Aim: Only a number is wanted: how many lines in these records contain the word "Weekly"?

Stored records:

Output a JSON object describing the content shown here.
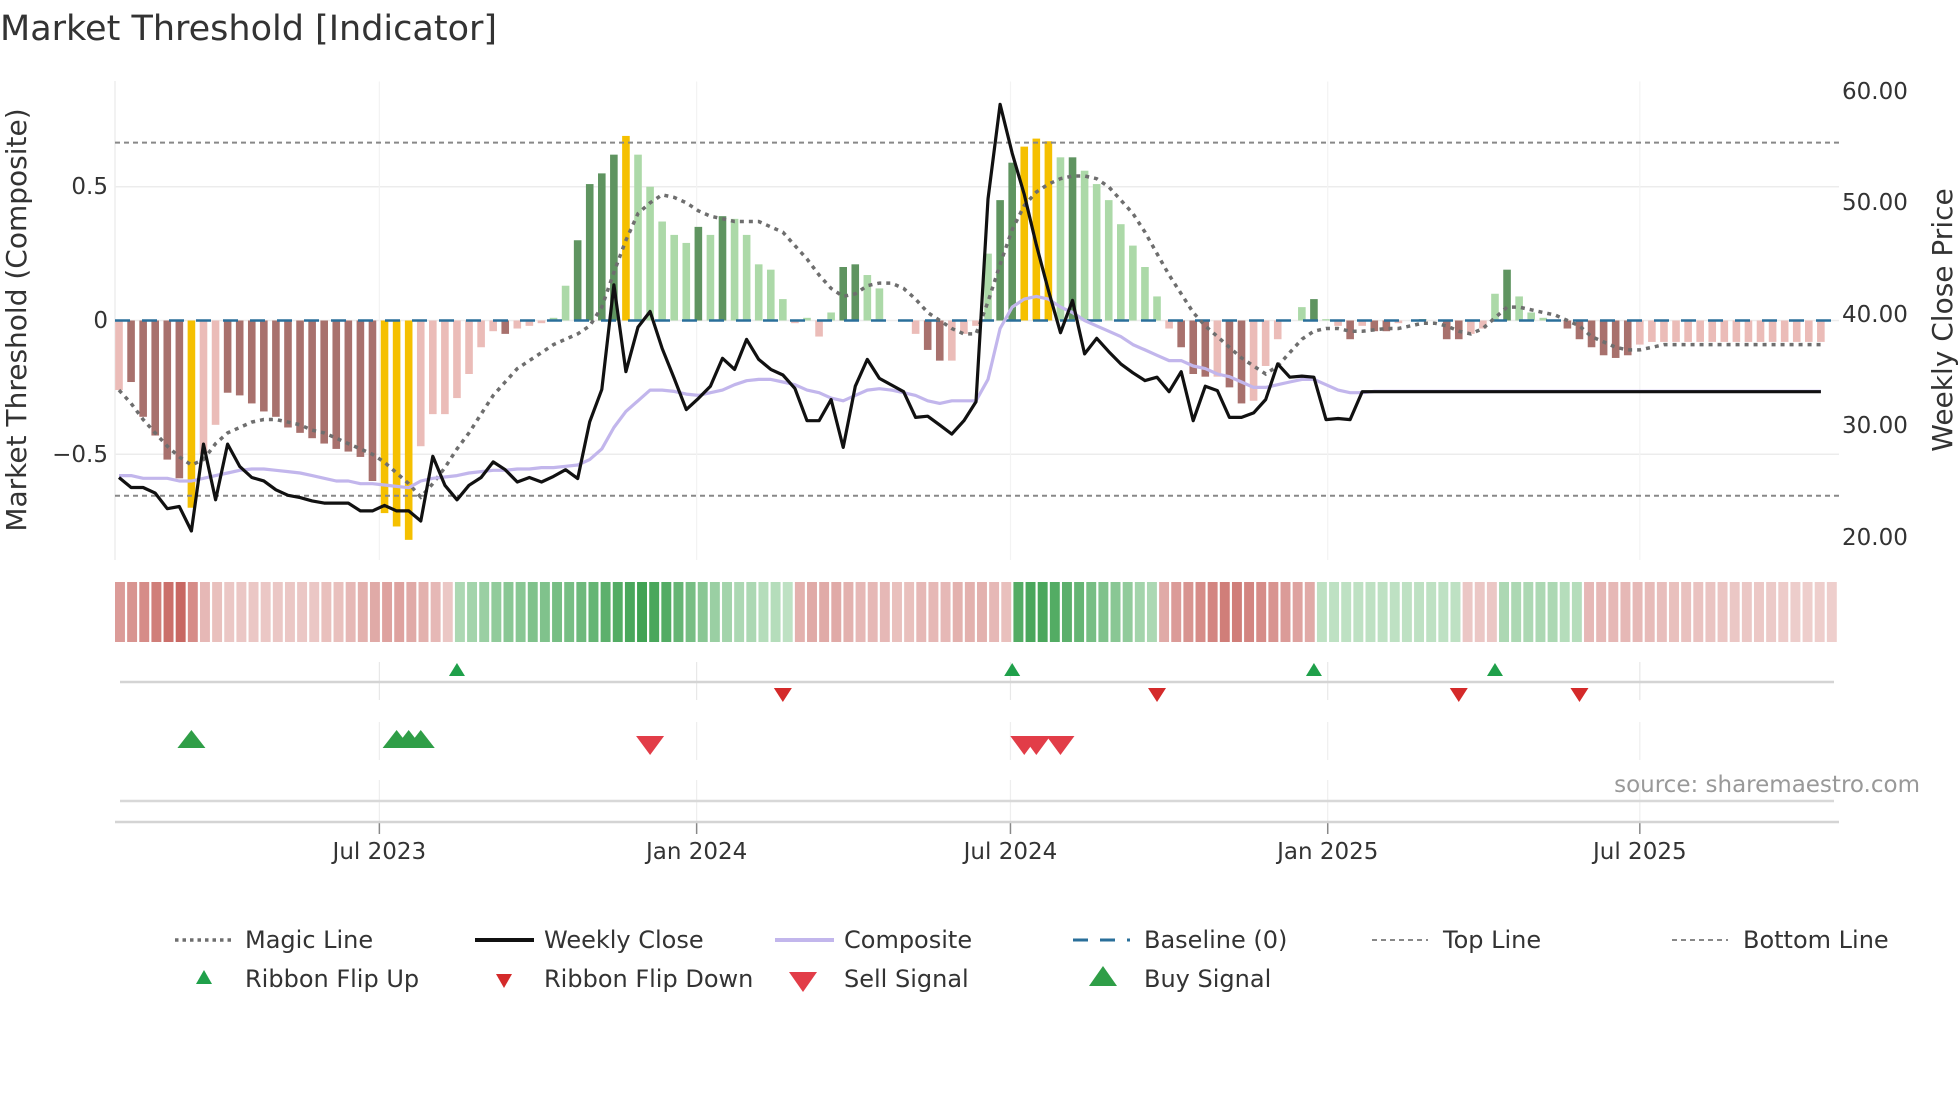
{
  "title": "Market Threshold [Indicator]",
  "source": "source: sharemaestro.com",
  "colors": {
    "bar_dark_red": "#a8716d",
    "bar_light_red": "#ebbcb8",
    "bar_yellow": "#f5c000",
    "bar_dark_green": "#5f9460",
    "bar_light_green": "#acd9a8",
    "close": "#111111",
    "composite": "#c2b6ec",
    "magic": "#6e6e6e",
    "baseline": "#2a6f9a",
    "threshold": "#888888",
    "flip_up": "#1fa04a",
    "flip_down": "#d42a2a",
    "sell": "#e23d48",
    "buy": "#2f9e47"
  },
  "chart_data": {
    "type": "bar+line",
    "title": "Market Threshold [Indicator]",
    "ylabel_left": "Market Threshold (Composite)",
    "ylabel_right": "Weekly Close Price",
    "ylim_left": [
      -0.9,
      0.89
    ],
    "ylim_right": [
      18.0,
      60.9
    ],
    "left_ticks": [
      "0.5",
      "0",
      "−0.5"
    ],
    "left_tick_values": [
      0.5,
      0,
      -0.5
    ],
    "right_ticks": [
      "60.00",
      "50.00",
      "40.00",
      "30.00",
      "20.00"
    ],
    "right_tick_values": [
      60,
      50,
      40,
      30,
      20
    ],
    "start_date": "2023-01-31",
    "x_unit": "week index from start_date",
    "x_ticks": [
      {
        "label": "Jul 2023",
        "date": "2023-07-01"
      },
      {
        "label": "Jan 2024",
        "date": "2024-01-01"
      },
      {
        "label": "Jul 2024",
        "date": "2024-07-01"
      },
      {
        "label": "Jan 2025",
        "date": "2025-01-01"
      },
      {
        "label": "Jul 2025",
        "date": "2025-07-01"
      }
    ],
    "top_line": 0.665,
    "bottom_line": -0.655,
    "baseline": 0,
    "bar_values": [
      -0.26,
      -0.23,
      -0.36,
      -0.43,
      -0.52,
      -0.59,
      -0.7,
      -0.5,
      -0.39,
      -0.27,
      -0.28,
      -0.31,
      -0.34,
      -0.36,
      -0.4,
      -0.42,
      -0.44,
      -0.46,
      -0.48,
      -0.49,
      -0.51,
      -0.6,
      -0.72,
      -0.77,
      -0.82,
      -0.47,
      -0.35,
      -0.35,
      -0.29,
      -0.2,
      -0.1,
      -0.04,
      -0.05,
      -0.03,
      -0.02,
      -0.01,
      0.01,
      0.13,
      0.3,
      0.51,
      0.55,
      0.62,
      0.69,
      0.62,
      0.5,
      0.37,
      0.32,
      0.29,
      0.35,
      0.32,
      0.39,
      0.38,
      0.32,
      0.21,
      0.19,
      0.08,
      -0.01,
      0.01,
      -0.06,
      0.03,
      0.2,
      0.21,
      0.17,
      0.12,
      0,
      0,
      -0.05,
      -0.11,
      -0.15,
      -0.15,
      -0.05,
      -0.02,
      0.25,
      0.45,
      0.59,
      0.65,
      0.68,
      0.67,
      0.61,
      0.61,
      0.56,
      0.51,
      0.45,
      0.36,
      0.28,
      0.2,
      0.09,
      -0.03,
      -0.1,
      -0.2,
      -0.21,
      -0.21,
      -0.25,
      -0.31,
      -0.3,
      -0.17,
      -0.07,
      0,
      0.05,
      0.08,
      0.005,
      -0.02,
      -0.07,
      -0.02,
      -0.04,
      -0.04,
      -0.01,
      0,
      0.005,
      0,
      -0.07,
      -0.07,
      -0.05,
      -0.03,
      0.1,
      0.19,
      0.09,
      0.03,
      0.01,
      0,
      -0.03,
      -0.07,
      -0.1,
      -0.13,
      -0.14,
      -0.13,
      -0.09,
      -0.08,
      -0.08,
      -0.08,
      -0.08,
      -0.08,
      -0.08,
      -0.08,
      -0.08,
      -0.08,
      -0.08,
      -0.08,
      -0.08,
      -0.08,
      -0.08,
      -0.08
    ],
    "bar_tones": [
      "L",
      "D",
      "D",
      "D",
      "D",
      "D",
      "Y",
      "L",
      "L",
      "D",
      "D",
      "D",
      "D",
      "D",
      "D",
      "D",
      "D",
      "D",
      "D",
      "D",
      "D",
      "D",
      "Y",
      "Y",
      "Y",
      "L",
      "L",
      "L",
      "L",
      "L",
      "L",
      "L",
      "D",
      "L",
      "L",
      "L",
      "G",
      "G",
      "DG",
      "DG",
      "DG",
      "DG",
      "Y",
      "G",
      "G",
      "G",
      "G",
      "G",
      "DG",
      "G",
      "DG",
      "G",
      "G",
      "G",
      "G",
      "G",
      "L",
      "G",
      "L",
      "G",
      "DG",
      "DG",
      "G",
      "G",
      "L",
      "L",
      "L",
      "D",
      "D",
      "L",
      "L",
      "L",
      "G",
      "DG",
      "DG",
      "Y",
      "Y",
      "Y",
      "G",
      "DG",
      "G",
      "G",
      "G",
      "G",
      "G",
      "G",
      "G",
      "L",
      "D",
      "D",
      "D",
      "L",
      "D",
      "D",
      "L",
      "L",
      "L",
      "L",
      "G",
      "DG",
      "G",
      "L",
      "D",
      "L",
      "D",
      "D",
      "L",
      "L",
      "DG",
      "L",
      "D",
      "D",
      "L",
      "L",
      "G",
      "DG",
      "G",
      "G",
      "G",
      "L",
      "D",
      "D",
      "D",
      "D",
      "D",
      "D",
      "L",
      "L",
      "L",
      "L",
      "L",
      "L",
      "L",
      "L",
      "L",
      "L",
      "L",
      "L",
      "L",
      "L",
      "L",
      "L"
    ],
    "series": [
      {
        "name": "Weekly Close",
        "axis": "right",
        "values": [
          25.3,
          24.4,
          24.4,
          23.9,
          22.5,
          22.7,
          20.5,
          28.3,
          23.3,
          28.3,
          26.3,
          25.3,
          25.0,
          24.2,
          23.7,
          23.5,
          23.2,
          23.0,
          23.0,
          23.0,
          22.3,
          22.3,
          22.8,
          22.3,
          22.3,
          21.4,
          27.2,
          24.6,
          23.3,
          24.6,
          25.3,
          26.7,
          26.0,
          24.9,
          25.3,
          24.9,
          25.4,
          26.0,
          25.2,
          30.3,
          33.2,
          42.6,
          34.8,
          38.8,
          40.2,
          36.9,
          34.2,
          31.4,
          32.4,
          33.5,
          36.0,
          35.0,
          37.7,
          35.9,
          35.0,
          34.5,
          33.3,
          30.4,
          30.4,
          32.3,
          28.0,
          33.5,
          35.9,
          34.2,
          33.6,
          33.0,
          30.7,
          30.8,
          30.0,
          29.2,
          30.4,
          32.1,
          50.3,
          58.8,
          54.4,
          50.7,
          46.2,
          42.1,
          38.3,
          41.2,
          36.4,
          37.8,
          36.6,
          35.5,
          34.7,
          34.0,
          34.3,
          33.0,
          34.8,
          30.4,
          33.5,
          33.1,
          30.7,
          30.7,
          31.1,
          32.3,
          35.5,
          34.3,
          34.4,
          34.3,
          30.5,
          30.6,
          30.5,
          33.0,
          33.0,
          33.0,
          33.0,
          33.0,
          33.0,
          33.0,
          33.0,
          33.0,
          33.0,
          33.0,
          33.0,
          33.0,
          33.0,
          33.0,
          33.0,
          33.0,
          33.0,
          33.0,
          33.0,
          33.0,
          33.0,
          33.0,
          33.0,
          33.0,
          33.0,
          33.0,
          33.0,
          33.0,
          33.0,
          33.0,
          33.0,
          33.0,
          33.0,
          33.0,
          33.0,
          33.0,
          33.0,
          33.0
        ]
      },
      {
        "name": "Composite",
        "axis": "left",
        "values": [
          -0.58,
          -0.58,
          -0.59,
          -0.59,
          -0.59,
          -0.6,
          -0.6,
          -0.59,
          -0.58,
          -0.57,
          -0.56,
          -0.555,
          -0.555,
          -0.56,
          -0.565,
          -0.57,
          -0.58,
          -0.59,
          -0.6,
          -0.6,
          -0.61,
          -0.61,
          -0.615,
          -0.62,
          -0.625,
          -0.6,
          -0.59,
          -0.585,
          -0.58,
          -0.57,
          -0.565,
          -0.56,
          -0.56,
          -0.555,
          -0.555,
          -0.55,
          -0.55,
          -0.545,
          -0.54,
          -0.52,
          -0.48,
          -0.4,
          -0.34,
          -0.3,
          -0.26,
          -0.26,
          -0.265,
          -0.275,
          -0.28,
          -0.27,
          -0.26,
          -0.24,
          -0.225,
          -0.22,
          -0.22,
          -0.23,
          -0.24,
          -0.26,
          -0.27,
          -0.29,
          -0.3,
          -0.28,
          -0.26,
          -0.255,
          -0.26,
          -0.27,
          -0.28,
          -0.3,
          -0.31,
          -0.3,
          -0.3,
          -0.3,
          -0.22,
          -0.03,
          0.05,
          0.08,
          0.09,
          0.08,
          0.05,
          0.03,
          0.0,
          -0.02,
          -0.04,
          -0.06,
          -0.09,
          -0.11,
          -0.13,
          -0.15,
          -0.15,
          -0.17,
          -0.18,
          -0.2,
          -0.21,
          -0.23,
          -0.25,
          -0.25,
          -0.24,
          -0.23,
          -0.22,
          -0.22,
          -0.24,
          -0.26,
          -0.27,
          -0.27,
          -0.265,
          -0.265,
          -0.265,
          -0.265,
          -0.265,
          -0.265,
          -0.265,
          -0.265,
          -0.265,
          -0.265,
          -0.265,
          -0.265,
          -0.265,
          -0.265,
          -0.265,
          -0.265,
          -0.265,
          -0.265,
          -0.265,
          -0.265,
          -0.265,
          -0.265,
          -0.265,
          -0.265,
          -0.265,
          -0.265,
          -0.265,
          -0.265,
          -0.265,
          -0.265,
          -0.265,
          -0.265,
          -0.265,
          -0.265,
          -0.265,
          -0.265,
          -0.265,
          -0.265
        ]
      },
      {
        "name": "Magic Line",
        "axis": "left",
        "values": [
          -0.26,
          -0.31,
          -0.37,
          -0.42,
          -0.47,
          -0.51,
          -0.54,
          -0.52,
          -0.46,
          -0.42,
          -0.4,
          -0.38,
          -0.37,
          -0.37,
          -0.38,
          -0.39,
          -0.41,
          -0.42,
          -0.44,
          -0.46,
          -0.48,
          -0.5,
          -0.53,
          -0.57,
          -0.61,
          -0.66,
          -0.61,
          -0.55,
          -0.48,
          -0.42,
          -0.35,
          -0.28,
          -0.23,
          -0.18,
          -0.15,
          -0.12,
          -0.09,
          -0.07,
          -0.05,
          -0.02,
          0.05,
          0.18,
          0.3,
          0.4,
          0.44,
          0.47,
          0.46,
          0.44,
          0.41,
          0.39,
          0.38,
          0.37,
          0.37,
          0.37,
          0.35,
          0.33,
          0.28,
          0.23,
          0.17,
          0.12,
          0.09,
          0.1,
          0.13,
          0.14,
          0.14,
          0.12,
          0.08,
          0.03,
          0.0,
          -0.03,
          -0.05,
          -0.05,
          0.07,
          0.21,
          0.34,
          0.43,
          0.48,
          0.51,
          0.53,
          0.54,
          0.54,
          0.53,
          0.5,
          0.45,
          0.4,
          0.33,
          0.25,
          0.17,
          0.1,
          0.03,
          -0.02,
          -0.06,
          -0.1,
          -0.14,
          -0.17,
          -0.2,
          -0.17,
          -0.12,
          -0.07,
          -0.04,
          -0.03,
          -0.03,
          -0.04,
          -0.04,
          -0.035,
          -0.03,
          -0.03,
          -0.02,
          -0.01,
          -0.01,
          -0.02,
          -0.04,
          -0.05,
          -0.03,
          0.01,
          0.05,
          0.05,
          0.04,
          0.03,
          0.02,
          0.0,
          -0.02,
          -0.06,
          -0.08,
          -0.1,
          -0.11,
          -0.11,
          -0.1,
          -0.09,
          -0.09,
          -0.09,
          -0.09,
          -0.09,
          -0.09,
          -0.09,
          -0.09,
          -0.09,
          -0.09,
          -0.09,
          -0.09,
          -0.09,
          -0.09
        ]
      }
    ],
    "ribbon": [
      -0.5,
      -0.55,
      -0.6,
      -0.7,
      -0.8,
      -0.85,
      -0.6,
      -0.3,
      -0.25,
      -0.2,
      -0.2,
      -0.2,
      -0.2,
      -0.2,
      -0.2,
      -0.2,
      -0.2,
      -0.25,
      -0.25,
      -0.3,
      -0.35,
      -0.4,
      -0.45,
      -0.45,
      -0.4,
      -0.35,
      -0.3,
      -0.2,
      0.3,
      0.35,
      0.4,
      0.45,
      0.5,
      0.5,
      0.55,
      0.55,
      0.6,
      0.6,
      0.65,
      0.7,
      0.75,
      0.8,
      0.85,
      0.9,
      0.85,
      0.8,
      0.7,
      0.6,
      0.5,
      0.4,
      0.35,
      0.3,
      0.3,
      0.25,
      0.25,
      0.2,
      -0.35,
      -0.4,
      -0.4,
      -0.4,
      -0.35,
      -0.3,
      -0.3,
      -0.3,
      -0.25,
      -0.25,
      -0.3,
      -0.3,
      -0.3,
      -0.35,
      -0.35,
      -0.35,
      -0.3,
      -0.25,
      0.8,
      0.85,
      0.85,
      0.8,
      0.75,
      0.7,
      0.6,
      0.55,
      0.5,
      0.45,
      0.35,
      0.3,
      -0.4,
      -0.5,
      -0.55,
      -0.6,
      -0.65,
      -0.7,
      -0.7,
      -0.65,
      -0.6,
      -0.55,
      -0.5,
      -0.45,
      -0.4,
      0.2,
      0.2,
      0.2,
      0.2,
      0.2,
      0.2,
      0.2,
      0.2,
      0.2,
      0.2,
      0.2,
      0.2,
      -0.2,
      -0.2,
      -0.2,
      0.3,
      0.3,
      0.3,
      0.3,
      0.3,
      0.25,
      0.25,
      -0.3,
      -0.3,
      -0.3,
      -0.3,
      -0.3,
      -0.28,
      -0.26,
      -0.25,
      -0.24,
      -0.23,
      -0.22,
      -0.21,
      -0.2,
      -0.2,
      -0.19,
      -0.18,
      -0.17,
      -0.16,
      -0.15,
      -0.15,
      -0.15
    ],
    "ribbon_flip_up_weeks": [
      28,
      74,
      99,
      114
    ],
    "ribbon_flip_down_weeks": [
      55,
      86,
      111,
      121
    ],
    "buy_signal_weeks": [
      6,
      23,
      24,
      25
    ],
    "sell_signal_weeks": [
      44,
      75,
      76,
      78
    ],
    "legend": {
      "placement": "bottom",
      "items": [
        "Magic Line",
        "Weekly Close",
        "Composite",
        "Baseline (0)",
        "Top Line",
        "Bottom Line",
        "Ribbon Flip Up",
        "Ribbon Flip Down",
        "Sell Signal",
        "Buy Signal"
      ]
    }
  }
}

Written response: 3